Where a line contains the word "roku", copy that line in full.

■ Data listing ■
──────────────────────────────
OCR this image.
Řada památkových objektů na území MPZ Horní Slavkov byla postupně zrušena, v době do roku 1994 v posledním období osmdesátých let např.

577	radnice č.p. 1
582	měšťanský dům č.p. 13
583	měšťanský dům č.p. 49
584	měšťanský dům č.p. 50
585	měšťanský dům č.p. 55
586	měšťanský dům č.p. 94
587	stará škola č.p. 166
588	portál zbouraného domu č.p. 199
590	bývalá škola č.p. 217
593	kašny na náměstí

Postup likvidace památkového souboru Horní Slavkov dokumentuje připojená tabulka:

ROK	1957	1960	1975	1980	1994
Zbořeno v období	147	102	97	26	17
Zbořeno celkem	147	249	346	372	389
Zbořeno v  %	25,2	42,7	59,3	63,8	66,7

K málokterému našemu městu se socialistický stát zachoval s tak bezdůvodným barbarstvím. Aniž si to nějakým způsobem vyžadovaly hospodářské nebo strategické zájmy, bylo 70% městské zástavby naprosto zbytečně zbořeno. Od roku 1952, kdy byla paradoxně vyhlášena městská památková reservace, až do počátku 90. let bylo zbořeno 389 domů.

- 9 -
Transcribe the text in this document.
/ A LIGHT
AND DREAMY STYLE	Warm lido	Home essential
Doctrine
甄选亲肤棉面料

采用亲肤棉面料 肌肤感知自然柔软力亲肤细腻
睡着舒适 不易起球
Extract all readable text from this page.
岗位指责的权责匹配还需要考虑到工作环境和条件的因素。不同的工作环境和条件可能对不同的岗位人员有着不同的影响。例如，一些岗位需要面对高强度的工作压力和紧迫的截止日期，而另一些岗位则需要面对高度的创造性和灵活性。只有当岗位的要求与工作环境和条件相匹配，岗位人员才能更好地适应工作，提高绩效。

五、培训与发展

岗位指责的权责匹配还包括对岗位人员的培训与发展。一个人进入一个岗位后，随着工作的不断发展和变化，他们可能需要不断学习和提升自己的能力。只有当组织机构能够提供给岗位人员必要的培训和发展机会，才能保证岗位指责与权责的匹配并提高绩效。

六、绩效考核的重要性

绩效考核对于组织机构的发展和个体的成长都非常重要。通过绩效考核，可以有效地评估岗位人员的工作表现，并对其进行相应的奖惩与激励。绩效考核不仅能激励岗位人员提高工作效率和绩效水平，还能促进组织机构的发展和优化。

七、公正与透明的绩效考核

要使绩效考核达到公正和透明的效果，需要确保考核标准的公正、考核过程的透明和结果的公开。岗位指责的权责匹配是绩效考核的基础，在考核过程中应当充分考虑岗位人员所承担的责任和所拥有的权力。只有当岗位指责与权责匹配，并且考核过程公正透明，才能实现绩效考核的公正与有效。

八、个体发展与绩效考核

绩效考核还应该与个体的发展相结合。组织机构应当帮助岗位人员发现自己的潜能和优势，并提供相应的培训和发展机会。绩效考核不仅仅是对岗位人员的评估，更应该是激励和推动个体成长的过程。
──────────────────────────────
■ Complete response ■
Řada památkových objektů na území MPZ Horní Slavkov byla postupně zrušena, v době do roku 1994 v posledním období osmdesátých let např.
K málokterému našemu městu se socialistický stát zachoval s tak bezdůvodným barbarstvím. Aniž si to nějakým způsobem vyžadovaly hospodářské nebo strategické zájmy, bylo 70% městské zástavby naprosto zbytečně zbořeno. Od roku 1952, kdy byla paradoxně vyhlášena městská památková reservace, až do počátku 90. let bylo zbořeno 389 domů.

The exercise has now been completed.